• Task directions: Set down all of the data exactly as it appears.

• Information supplied:
---+---

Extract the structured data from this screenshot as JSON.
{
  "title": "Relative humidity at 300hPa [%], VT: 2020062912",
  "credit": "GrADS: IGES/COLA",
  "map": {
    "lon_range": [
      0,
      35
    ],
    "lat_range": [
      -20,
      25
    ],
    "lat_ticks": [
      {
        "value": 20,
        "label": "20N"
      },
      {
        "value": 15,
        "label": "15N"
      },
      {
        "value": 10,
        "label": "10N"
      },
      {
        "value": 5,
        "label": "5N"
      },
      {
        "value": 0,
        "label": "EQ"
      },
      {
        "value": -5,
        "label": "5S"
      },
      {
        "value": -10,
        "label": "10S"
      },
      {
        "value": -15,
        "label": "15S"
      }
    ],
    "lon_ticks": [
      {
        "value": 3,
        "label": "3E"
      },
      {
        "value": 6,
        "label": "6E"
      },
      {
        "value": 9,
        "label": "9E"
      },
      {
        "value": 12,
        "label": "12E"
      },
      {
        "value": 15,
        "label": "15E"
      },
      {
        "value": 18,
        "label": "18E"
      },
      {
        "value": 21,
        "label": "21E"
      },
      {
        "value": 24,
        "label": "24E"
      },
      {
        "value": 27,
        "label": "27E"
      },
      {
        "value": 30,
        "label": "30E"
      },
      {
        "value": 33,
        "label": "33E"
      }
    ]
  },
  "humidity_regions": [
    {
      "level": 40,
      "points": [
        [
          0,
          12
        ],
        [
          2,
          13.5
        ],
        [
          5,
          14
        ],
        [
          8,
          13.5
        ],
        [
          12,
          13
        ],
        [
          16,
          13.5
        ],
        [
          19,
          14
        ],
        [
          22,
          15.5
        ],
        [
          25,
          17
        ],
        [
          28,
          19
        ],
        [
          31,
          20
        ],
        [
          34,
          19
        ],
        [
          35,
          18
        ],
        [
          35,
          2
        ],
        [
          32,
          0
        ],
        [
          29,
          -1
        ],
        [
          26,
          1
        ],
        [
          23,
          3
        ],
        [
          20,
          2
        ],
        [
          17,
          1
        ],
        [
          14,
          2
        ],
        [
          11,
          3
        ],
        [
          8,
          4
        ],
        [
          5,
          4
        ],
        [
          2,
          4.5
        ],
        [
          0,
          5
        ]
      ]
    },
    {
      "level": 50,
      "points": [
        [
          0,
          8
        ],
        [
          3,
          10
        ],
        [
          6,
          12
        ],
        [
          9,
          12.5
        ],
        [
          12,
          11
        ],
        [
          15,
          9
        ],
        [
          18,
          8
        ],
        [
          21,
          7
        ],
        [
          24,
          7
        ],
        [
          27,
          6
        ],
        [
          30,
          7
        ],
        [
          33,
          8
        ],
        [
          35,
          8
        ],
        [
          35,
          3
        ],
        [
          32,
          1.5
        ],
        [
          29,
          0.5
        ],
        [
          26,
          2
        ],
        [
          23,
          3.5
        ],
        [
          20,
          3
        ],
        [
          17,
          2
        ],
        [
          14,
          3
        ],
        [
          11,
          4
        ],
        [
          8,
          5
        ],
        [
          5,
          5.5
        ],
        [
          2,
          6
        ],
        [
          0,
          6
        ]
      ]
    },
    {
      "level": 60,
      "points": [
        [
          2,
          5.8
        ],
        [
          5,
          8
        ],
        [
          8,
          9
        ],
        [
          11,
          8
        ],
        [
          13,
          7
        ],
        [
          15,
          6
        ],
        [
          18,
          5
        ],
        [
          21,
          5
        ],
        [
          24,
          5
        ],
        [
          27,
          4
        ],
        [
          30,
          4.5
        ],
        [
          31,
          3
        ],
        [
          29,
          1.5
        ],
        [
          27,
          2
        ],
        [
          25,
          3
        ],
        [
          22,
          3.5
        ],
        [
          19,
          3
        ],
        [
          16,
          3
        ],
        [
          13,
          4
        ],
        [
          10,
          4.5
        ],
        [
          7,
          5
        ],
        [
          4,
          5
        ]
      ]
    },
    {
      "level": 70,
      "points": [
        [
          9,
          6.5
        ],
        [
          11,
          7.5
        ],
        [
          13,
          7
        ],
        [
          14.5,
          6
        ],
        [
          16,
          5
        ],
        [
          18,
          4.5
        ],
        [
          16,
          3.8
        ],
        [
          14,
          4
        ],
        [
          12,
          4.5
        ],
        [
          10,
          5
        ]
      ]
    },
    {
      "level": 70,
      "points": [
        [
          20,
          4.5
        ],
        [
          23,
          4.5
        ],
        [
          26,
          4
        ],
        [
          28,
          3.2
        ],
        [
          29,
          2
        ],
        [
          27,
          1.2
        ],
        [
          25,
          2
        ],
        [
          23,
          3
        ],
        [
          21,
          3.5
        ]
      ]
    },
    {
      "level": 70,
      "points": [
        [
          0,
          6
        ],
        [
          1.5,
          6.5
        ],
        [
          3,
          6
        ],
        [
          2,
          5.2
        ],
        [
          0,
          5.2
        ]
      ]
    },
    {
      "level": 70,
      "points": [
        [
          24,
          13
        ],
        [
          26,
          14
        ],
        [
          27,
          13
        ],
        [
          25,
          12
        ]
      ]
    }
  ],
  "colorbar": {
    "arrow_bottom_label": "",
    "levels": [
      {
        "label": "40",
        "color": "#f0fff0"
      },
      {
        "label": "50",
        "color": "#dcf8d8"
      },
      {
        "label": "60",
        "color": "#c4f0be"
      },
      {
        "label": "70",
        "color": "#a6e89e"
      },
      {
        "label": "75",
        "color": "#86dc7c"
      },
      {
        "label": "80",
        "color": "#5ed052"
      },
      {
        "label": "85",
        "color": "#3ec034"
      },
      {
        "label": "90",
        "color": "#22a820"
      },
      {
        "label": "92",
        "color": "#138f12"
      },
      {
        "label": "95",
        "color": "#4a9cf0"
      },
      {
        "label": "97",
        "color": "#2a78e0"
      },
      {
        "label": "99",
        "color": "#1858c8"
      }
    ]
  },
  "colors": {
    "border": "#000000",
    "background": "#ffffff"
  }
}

---+---

• Expected output:
Extract the structured data from this screenshot as JSON.
{
  "title": "Relative humidity at 300hPa [%], VT: 2020062912",
  "credit": "GrADS: IGES/COLA",
  "map": {
    "lon_range": [
      0,
      35
    ],
    "lat_range": [
      -20,
      25
    ],
    "lat_ticks": [
      {
        "value": 20,
        "label": "20N"
      },
      {
        "value": 15,
        "label": "15N"
      },
      {
        "value": 10,
        "label": "10N"
      },
      {
        "value": 5,
        "label": "5N"
      },
      {
        "value": 0,
        "label": "EQ"
      },
      {
        "value": -5,
        "label": "5S"
      },
      {
        "value": -10,
        "label": "10S"
      },
      {
        "value": -15,
        "label": "15S"
      }
    ],
    "lon_ticks": [
      {
        "value": 3,
        "label": "3E"
      },
      {
        "value": 6,
        "label": "6E"
      },
      {
        "value": 9,
        "label": "9E"
      },
      {
        "value": 12,
        "label": "12E"
      },
      {
        "value": 15,
        "label": "15E"
      },
      {
        "value": 18,
        "label": "18E"
      },
      {
        "value": 21,
        "label": "21E"
      },
      {
        "value": 24,
        "label": "24E"
      },
      {
        "value": 27,
        "label": "27E"
      },
      {
        "value": 30,
        "label": "30E"
      },
      {
        "value": 33,
        "label": "33E"
      }
    ]
  },
  "humidity_regions": [
    {
      "level": 40,
      "points": [
        [
          0,
          12
        ],
        [
          2,
          13.5
        ],
        [
          5,
          14
        ],
        [
          8,
          13.5
        ],
        [
          12,
          13
        ],
        [
          16,
          13.5
        ],
        [
          19,
          14
        ],
        [
          22,
          15.5
        ],
        [
          25,
          17
        ],
        [
          28,
          19
        ],
        [
          31,
          20
        ],
        [
          34,
          19
        ],
        [
          35,
          18
        ],
        [
          35,
          2
        ],
        [
          32,
          0
        ],
        [
          29,
          -1
        ],
        [
          26,
          1
        ],
        [
          23,
          3
        ],
        [
          20,
          2
        ],
        [
          17,
          1
        ],
        [
          14,
          2
        ],
        [
          11,
          3
        ],
        [
          8,
          4
        ],
        [
          5,
          4
        ],
        [
          2,
          4.5
        ],
        [
          0,
          5
        ]
      ]
    },
    {
      "level": 50,
      "points": [
        [
          0,
          8
        ],
        [
          3,
          10
        ],
        [
          6,
          12
        ],
        [
          9,
          12.5
        ],
        [
          12,
          11
        ],
        [
          15,
          9
        ],
        [
          18,
          8
        ],
        [
          21,
          7
        ],
        [
          24,
          7
        ],
        [
          27,
          6
        ],
        [
          30,
          7
        ],
        [
          33,
          8
        ],
        [
          35,
          8
        ],
        [
          35,
          3
        ],
        [
          32,
          1.5
        ],
        [
          29,
          0.5
        ],
        [
          26,
          2
        ],
        [
          23,
          3.5
        ],
        [
          20,
          3
        ],
        [
          17,
          2
        ],
        [
          14,
          3
        ],
        [
          11,
          4
        ],
        [
          8,
          5
        ],
        [
          5,
          5.5
        ],
        [
          2,
          6
        ],
        [
          0,
          6
        ]
      ]
    },
    {
      "level": 60,
      "points": [
        [
          2,
          5.8
        ],
        [
          5,
          8
        ],
        [
          8,
          9
        ],
        [
          11,
          8
        ],
        [
          13,
          7
        ],
        [
          15,
          6
        ],
        [
          18,
          5
        ],
        [
          21,
          5
        ],
        [
          24,
          5
        ],
        [
          27,
          4
        ],
        [
          30,
          4.5
        ],
        [
          31,
          3
        ],
        [
          29,
          1.5
        ],
        [
          27,
          2
        ],
        [
          25,
          3
        ],
        [
          22,
          3.5
        ],
        [
          19,
          3
        ],
        [
          16,
          3
        ],
        [
          13,
          4
        ],
        [
          10,
          4.5
        ],
        [
          7,
          5
        ],
        [
          4,
          5
        ]
      ]
    },
    {
      "level": 70,
      "points": [
        [
          9,
          6.5
        ],
        [
          11,
          7.5
        ],
        [
          13,
          7
        ],
        [
          14.5,
          6
        ],
        [
          16,
          5
        ],
        [
          18,
          4.5
        ],
        [
          16,
          3.8
        ],
        [
          14,
          4
        ],
        [
          12,
          4.5
        ],
        [
          10,
          5
        ]
      ]
    },
    {
      "level": 70,
      "points": [
        [
          20,
          4.5
        ],
        [
          23,
          4.5
        ],
        [
          26,
          4
        ],
        [
          28,
          3.2
        ],
        [
          29,
          2
        ],
        [
          27,
          1.2
        ],
        [
          25,
          2
        ],
        [
          23,
          3
        ],
        [
          21,
          3.5
        ]
      ]
    },
    {
      "level": 70,
      "points": [
        [
          0,
          6
        ],
        [
          1.5,
          6.5
        ],
        [
          3,
          6
        ],
        [
          2,
          5.2
        ],
        [
          0,
          5.2
        ]
      ]
    },
    {
      "level": 70,
      "points": [
        [
          24,
          13
        ],
        [
          26,
          14
        ],
        [
          27,
          13
        ],
        [
          25,
          12
        ]
      ]
    }
  ],
  "colorbar": {
    "arrow_bottom_label": "",
    "levels": [
      {
        "label": "40",
        "color": "#f0fff0"
      },
      {
        "label": "50",
        "color": "#dcf8d8"
      },
      {
        "label": "60",
        "color": "#c4f0be"
      },
      {
        "label": "70",
        "color": "#a6e89e"
      },
      {
        "label": "75",
        "color": "#86dc7c"
      },
      {
        "label": "80",
        "color": "#5ed052"
      },
      {
        "label": "85",
        "color": "#3ec034"
      },
      {
        "label": "90",
        "color": "#22a820"
      },
      {
        "label": "92",
        "color": "#138f12"
      },
      {
        "label": "95",
        "color": "#4a9cf0"
      },
      {
        "label": "97",
        "color": "#2a78e0"
      },
      {
        "label": "99",
        "color": "#1858c8"
      }
    ]
  },
  "colors": {
    "border": "#000000",
    "background": "#ffffff"
  }
}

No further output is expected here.